─── SUPPLIED MATERIAL

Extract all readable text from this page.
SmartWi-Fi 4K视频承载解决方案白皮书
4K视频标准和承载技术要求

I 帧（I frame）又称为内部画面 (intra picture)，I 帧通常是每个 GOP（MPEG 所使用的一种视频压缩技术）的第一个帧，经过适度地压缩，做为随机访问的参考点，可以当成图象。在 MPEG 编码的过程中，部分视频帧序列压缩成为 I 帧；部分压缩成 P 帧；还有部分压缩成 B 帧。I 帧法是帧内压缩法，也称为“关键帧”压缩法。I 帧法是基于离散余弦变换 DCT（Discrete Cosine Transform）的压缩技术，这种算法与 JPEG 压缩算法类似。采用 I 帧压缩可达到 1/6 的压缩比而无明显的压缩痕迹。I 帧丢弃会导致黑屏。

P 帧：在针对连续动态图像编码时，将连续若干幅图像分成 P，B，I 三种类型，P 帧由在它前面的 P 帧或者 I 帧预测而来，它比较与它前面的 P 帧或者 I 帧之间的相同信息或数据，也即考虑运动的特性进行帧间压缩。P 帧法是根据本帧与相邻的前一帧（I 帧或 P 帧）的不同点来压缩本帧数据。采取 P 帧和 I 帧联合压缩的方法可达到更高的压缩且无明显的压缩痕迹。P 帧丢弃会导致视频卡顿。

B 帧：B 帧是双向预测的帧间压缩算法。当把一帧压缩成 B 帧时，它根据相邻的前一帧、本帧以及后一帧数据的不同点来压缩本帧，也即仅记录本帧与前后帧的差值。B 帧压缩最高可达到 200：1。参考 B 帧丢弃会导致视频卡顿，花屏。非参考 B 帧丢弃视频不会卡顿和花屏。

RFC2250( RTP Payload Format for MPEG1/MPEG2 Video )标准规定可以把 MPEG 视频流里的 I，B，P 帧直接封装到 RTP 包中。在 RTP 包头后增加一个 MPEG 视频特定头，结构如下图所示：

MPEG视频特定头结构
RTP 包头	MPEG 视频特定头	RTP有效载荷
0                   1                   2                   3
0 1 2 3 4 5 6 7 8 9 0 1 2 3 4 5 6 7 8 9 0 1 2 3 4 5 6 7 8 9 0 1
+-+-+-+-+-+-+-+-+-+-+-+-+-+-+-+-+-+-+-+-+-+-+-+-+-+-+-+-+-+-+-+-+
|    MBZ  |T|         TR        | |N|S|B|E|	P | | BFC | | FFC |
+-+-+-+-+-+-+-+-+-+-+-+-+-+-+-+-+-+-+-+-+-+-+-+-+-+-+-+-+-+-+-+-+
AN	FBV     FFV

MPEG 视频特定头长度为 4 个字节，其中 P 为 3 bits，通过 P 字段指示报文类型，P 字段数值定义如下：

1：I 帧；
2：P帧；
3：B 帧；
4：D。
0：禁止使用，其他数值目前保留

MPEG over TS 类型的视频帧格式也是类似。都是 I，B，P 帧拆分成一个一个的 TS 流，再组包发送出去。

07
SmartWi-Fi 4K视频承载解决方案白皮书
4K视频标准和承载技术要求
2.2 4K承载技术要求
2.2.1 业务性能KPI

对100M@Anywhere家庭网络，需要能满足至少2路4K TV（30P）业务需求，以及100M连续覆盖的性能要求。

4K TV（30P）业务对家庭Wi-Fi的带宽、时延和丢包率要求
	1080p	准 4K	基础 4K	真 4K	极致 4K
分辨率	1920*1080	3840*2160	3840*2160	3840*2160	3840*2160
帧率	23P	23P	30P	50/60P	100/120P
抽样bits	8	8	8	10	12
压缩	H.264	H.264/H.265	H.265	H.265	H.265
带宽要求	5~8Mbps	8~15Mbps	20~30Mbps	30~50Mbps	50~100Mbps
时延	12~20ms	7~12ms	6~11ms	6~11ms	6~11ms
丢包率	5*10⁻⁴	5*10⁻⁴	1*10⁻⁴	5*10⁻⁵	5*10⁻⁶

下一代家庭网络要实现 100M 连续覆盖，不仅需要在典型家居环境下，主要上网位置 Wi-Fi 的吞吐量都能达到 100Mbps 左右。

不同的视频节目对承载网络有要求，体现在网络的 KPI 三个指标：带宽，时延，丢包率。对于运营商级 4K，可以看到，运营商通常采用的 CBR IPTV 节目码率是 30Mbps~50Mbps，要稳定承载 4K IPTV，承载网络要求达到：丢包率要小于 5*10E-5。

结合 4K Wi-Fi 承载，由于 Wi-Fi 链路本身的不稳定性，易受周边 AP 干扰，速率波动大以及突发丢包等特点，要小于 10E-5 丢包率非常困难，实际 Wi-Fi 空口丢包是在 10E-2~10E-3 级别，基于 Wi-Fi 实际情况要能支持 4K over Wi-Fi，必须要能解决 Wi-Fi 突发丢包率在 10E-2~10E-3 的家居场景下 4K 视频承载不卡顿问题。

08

──────

## THE PROBLEM:
Output the listing above exactly as it appears.

## TASK SOLUTION:
Extract all readable text from this page.
SmartWi-Fi 4K视频承载解决方案白皮书
4K视频标准和承载技术要求

I 帧（I frame）又称为内部画面 (intra picture)，I 帧通常是每个 GOP（MPEG 所使用的一种视频压缩技术）的第一个帧，经过适度地压缩，做为随机访问的参考点，可以当成图象。在 MPEG 编码的过程中，部分视频帧序列压缩成为 I 帧；部分压缩成 P 帧；还有部分压缩成 B 帧。I 帧法是帧内压缩法，也称为“关键帧”压缩法。I 帧法是基于离散余弦变换 DCT（Discrete Cosine Transform）的压缩技术，这种算法与 JPEG 压缩算法类似。采用 I 帧压缩可达到 1/6 的压缩比而无明显的压缩痕迹。I 帧丢弃会导致黑屏。

P 帧：在针对连续动态图像编码时，将连续若干幅图像分成 P，B，I 三种类型，P 帧由在它前面的 P 帧或者 I 帧预测而来，它比较与它前面的 P 帧或者 I 帧之间的相同信息或数据，也即考虑运动的特性进行帧间压缩。P 帧法是根据本帧与相邻的前一帧（I 帧或 P 帧）的不同点来压缩本帧数据。采取 P 帧和 I 帧联合压缩的方法可达到更高的压缩且无明显的压缩痕迹。P 帧丢弃会导致视频卡顿。

B 帧：B 帧是双向预测的帧间压缩算法。当把一帧压缩成 B 帧时，它根据相邻的前一帧、本帧以及后一帧数据的不同点来压缩本帧，也即仅记录本帧与前后帧的差值。B 帧压缩最高可达到 200：1。参考 B 帧丢弃会导致视频卡顿，花屏。非参考 B 帧丢弃视频不会卡顿和花屏。

RFC2250( RTP Payload Format for MPEG1/MPEG2 Video )标准规定可以把 MPEG 视频流里的 I，B，P 帧直接封装到 RTP 包中。在 RTP 包头后增加一个 MPEG 视频特定头，结构如下图所示：

MPEG视频特定头结构
RTP 包头	MPEG 视频特定头	RTP有效载荷
0                   1                   2                   3
0 1 2 3 4 5 6 7 8 9 0 1 2 3 4 5 6 7 8 9 0 1 2 3 4 5 6 7 8 9 0 1
+-+-+-+-+-+-+-+-+-+-+-+-+-+-+-+-+-+-+-+-+-+-+-+-+-+-+-+-+-+-+-+-+
|    MBZ  |T|         TR        | |N|S|B|E|	P | | BFC | | FFC |
+-+-+-+-+-+-+-+-+-+-+-+-+-+-+-+-+-+-+-+-+-+-+-+-+-+-+-+-+-+-+-+-+
AN	FBV     FFV

MPEG 视频特定头长度为 4 个字节，其中 P 为 3 bits，通过 P 字段指示报文类型，P 字段数值定义如下：

1：I 帧；
2：P帧；
3：B 帧；
4：D。
0：禁止使用，其他数值目前保留

MPEG over TS 类型的视频帧格式也是类似。都是 I，B，P 帧拆分成一个一个的 TS 流，再组包发送出去。

07
SmartWi-Fi 4K视频承载解决方案白皮书
4K视频标准和承载技术要求
2.2 4K承载技术要求
2.2.1 业务性能KPI

对100M@Anywhere家庭网络，需要能满足至少2路4K TV（30P）业务需求，以及100M连续覆盖的性能要求。

4K TV（30P）业务对家庭Wi-Fi的带宽、时延和丢包率要求
	1080p	准 4K	基础 4K	真 4K	极致 4K
分辨率	1920*1080	3840*2160	3840*2160	3840*2160	3840*2160
帧率	23P	23P	30P	50/60P	100/120P
抽样bits	8	8	8	10	12
压缩	H.264	H.264/H.265	H.265	H.265	H.265
带宽要求	5~8Mbps	8~15Mbps	20~30Mbps	30~50Mbps	50~100Mbps
时延	12~20ms	7~12ms	6~11ms	6~11ms	6~11ms
丢包率	5*10⁻⁴	5*10⁻⁴	1*10⁻⁴	5*10⁻⁵	5*10⁻⁶

下一代家庭网络要实现 100M 连续覆盖，不仅需要在典型家居环境下，主要上网位置 Wi-Fi 的吞吐量都能达到 100Mbps 左右。

不同的视频节目对承载网络有要求，体现在网络的 KPI 三个指标：带宽，时延，丢包率。对于运营商级 4K，可以看到，运营商通常采用的 CBR IPTV 节目码率是 30Mbps~50Mbps，要稳定承载 4K IPTV，承载网络要求达到：丢包率要小于 5*10E-5。

结合 4K Wi-Fi 承载，由于 Wi-Fi 链路本身的不稳定性，易受周边 AP 干扰，速率波动大以及突发丢包等特点，要小于 10E-5 丢包率非常困难，实际 Wi-Fi 空口丢包是在 10E-2~10E-3 级别，基于 Wi-Fi 实际情况要能支持 4K over Wi-Fi，必须要能解决 Wi-Fi 突发丢包率在 10E-2~10E-3 的家居场景下 4K 视频承载不卡顿问题。

08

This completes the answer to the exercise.